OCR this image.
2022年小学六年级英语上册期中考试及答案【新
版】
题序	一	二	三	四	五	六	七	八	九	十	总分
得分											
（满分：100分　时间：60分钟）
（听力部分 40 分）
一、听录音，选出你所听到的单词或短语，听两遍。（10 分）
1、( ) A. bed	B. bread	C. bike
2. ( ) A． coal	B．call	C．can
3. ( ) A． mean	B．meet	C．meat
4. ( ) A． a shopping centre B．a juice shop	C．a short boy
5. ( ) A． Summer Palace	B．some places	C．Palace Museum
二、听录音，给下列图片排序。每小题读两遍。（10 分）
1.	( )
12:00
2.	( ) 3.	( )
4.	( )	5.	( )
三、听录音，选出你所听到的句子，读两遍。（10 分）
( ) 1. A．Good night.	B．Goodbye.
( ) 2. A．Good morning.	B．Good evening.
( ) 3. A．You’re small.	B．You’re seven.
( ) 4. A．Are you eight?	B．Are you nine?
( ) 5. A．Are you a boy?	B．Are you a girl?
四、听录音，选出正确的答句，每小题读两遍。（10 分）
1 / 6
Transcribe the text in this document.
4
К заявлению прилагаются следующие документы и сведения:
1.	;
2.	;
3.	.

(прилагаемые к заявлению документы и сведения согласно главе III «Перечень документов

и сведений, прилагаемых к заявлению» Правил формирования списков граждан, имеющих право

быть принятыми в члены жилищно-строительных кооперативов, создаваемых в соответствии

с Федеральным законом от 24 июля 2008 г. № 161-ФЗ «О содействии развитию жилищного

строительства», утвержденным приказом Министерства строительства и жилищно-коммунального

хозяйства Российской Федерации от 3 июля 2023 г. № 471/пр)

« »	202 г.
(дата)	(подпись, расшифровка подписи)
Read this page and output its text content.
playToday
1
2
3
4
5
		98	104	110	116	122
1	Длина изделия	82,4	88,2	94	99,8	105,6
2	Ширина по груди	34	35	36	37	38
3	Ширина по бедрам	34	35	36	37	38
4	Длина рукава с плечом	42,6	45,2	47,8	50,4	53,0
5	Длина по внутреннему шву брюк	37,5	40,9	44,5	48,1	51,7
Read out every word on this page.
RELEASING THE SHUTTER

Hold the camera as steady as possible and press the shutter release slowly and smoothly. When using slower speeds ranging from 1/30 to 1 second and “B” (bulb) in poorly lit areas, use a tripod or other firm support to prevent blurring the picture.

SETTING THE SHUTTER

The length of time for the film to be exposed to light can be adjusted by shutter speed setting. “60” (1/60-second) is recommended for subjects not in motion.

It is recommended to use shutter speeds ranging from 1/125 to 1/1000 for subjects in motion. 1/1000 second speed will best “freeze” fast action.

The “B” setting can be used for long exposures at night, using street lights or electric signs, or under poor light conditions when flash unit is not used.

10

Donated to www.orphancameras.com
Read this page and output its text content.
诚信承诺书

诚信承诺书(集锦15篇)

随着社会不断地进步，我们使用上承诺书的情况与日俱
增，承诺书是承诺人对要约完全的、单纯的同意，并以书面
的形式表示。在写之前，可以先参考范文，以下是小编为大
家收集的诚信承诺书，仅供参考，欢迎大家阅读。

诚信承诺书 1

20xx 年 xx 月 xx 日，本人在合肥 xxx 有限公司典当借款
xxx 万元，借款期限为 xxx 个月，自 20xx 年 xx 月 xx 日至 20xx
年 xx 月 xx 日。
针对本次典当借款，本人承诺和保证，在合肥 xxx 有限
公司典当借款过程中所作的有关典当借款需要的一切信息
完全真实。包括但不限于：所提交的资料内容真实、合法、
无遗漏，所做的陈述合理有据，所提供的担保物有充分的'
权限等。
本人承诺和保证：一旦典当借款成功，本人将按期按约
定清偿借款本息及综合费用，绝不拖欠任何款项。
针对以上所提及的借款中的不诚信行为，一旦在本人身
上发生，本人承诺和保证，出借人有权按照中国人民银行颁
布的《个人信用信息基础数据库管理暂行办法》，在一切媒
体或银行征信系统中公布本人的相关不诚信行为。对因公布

*Set task*
Scan the data above; copy every line where "Ширина" appears.

*Answer to the exercise*
2	Ширина по груди	34	35	36	37	38
3	Ширина по бедрам	34	35	36	37	38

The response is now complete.